# WORK TO COMPLETE
Can you retype everything from the start of the rows down to the line containing "Text: TIR: TIR [380, 282, 406, 296]", both ends included, character for character?

# Rows from a data collection
==============================

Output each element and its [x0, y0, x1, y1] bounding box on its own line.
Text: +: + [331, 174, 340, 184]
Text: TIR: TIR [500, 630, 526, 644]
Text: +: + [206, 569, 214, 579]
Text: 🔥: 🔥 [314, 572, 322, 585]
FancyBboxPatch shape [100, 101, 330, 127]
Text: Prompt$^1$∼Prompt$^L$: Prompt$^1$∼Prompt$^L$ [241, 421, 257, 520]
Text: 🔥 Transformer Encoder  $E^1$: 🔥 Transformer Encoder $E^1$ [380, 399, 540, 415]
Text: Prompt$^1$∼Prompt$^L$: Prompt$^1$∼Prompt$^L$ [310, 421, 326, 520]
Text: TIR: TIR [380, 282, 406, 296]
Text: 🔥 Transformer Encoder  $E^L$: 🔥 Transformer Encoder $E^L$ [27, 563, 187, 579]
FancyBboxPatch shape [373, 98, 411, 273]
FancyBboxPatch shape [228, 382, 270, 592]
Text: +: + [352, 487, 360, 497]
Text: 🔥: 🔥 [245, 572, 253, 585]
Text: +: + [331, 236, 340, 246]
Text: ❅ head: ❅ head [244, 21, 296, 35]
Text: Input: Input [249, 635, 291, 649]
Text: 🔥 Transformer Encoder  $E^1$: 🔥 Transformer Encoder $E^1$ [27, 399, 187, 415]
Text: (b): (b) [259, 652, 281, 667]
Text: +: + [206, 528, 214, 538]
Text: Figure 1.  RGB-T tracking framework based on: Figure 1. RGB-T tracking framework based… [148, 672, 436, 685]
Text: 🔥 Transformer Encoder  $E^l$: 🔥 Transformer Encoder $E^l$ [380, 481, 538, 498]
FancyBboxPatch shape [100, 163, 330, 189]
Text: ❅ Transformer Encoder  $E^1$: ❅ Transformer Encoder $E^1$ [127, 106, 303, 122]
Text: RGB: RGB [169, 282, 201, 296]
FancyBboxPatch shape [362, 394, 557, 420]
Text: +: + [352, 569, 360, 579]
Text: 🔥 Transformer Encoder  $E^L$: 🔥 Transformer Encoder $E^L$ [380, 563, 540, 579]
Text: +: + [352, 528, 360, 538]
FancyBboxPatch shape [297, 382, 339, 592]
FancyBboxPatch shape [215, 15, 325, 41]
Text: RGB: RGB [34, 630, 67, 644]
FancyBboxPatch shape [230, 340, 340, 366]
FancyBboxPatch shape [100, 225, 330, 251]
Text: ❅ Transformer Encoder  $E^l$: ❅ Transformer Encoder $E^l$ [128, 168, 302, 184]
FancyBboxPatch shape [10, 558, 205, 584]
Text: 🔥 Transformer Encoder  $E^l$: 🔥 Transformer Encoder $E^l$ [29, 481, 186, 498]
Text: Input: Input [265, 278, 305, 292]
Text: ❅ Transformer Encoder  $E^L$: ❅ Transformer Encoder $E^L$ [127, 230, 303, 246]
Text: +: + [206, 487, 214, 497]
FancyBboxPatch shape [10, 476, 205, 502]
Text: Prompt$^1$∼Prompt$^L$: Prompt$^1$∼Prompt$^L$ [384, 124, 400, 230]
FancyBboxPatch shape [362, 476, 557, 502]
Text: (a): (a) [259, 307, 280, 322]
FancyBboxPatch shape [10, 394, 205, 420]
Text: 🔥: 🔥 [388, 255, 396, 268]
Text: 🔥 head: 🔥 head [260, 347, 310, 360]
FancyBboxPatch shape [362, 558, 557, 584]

==============================

# TASK SOLUTION
Output each element and its [x0, y0, x1, y1] bounding box on its own line.
Text: +: + [331, 174, 340, 184]
Text: TIR: TIR [500, 630, 526, 644]
Text: +: + [206, 569, 214, 579]
Text: 🔥: 🔥 [314, 572, 322, 585]
FancyBboxPatch shape [100, 101, 330, 127]
Text: Prompt$^1$∼Prompt$^L$: Prompt$^1$∼Prompt$^L$ [241, 421, 257, 520]
Text: 🔥 Transformer Encoder  $E^1$: 🔥 Transformer Encoder $E^1$ [380, 399, 540, 415]
Text: Prompt$^1$∼Prompt$^L$: Prompt$^1$∼Prompt$^L$ [310, 421, 326, 520]
Text: TIR: TIR [380, 282, 406, 296]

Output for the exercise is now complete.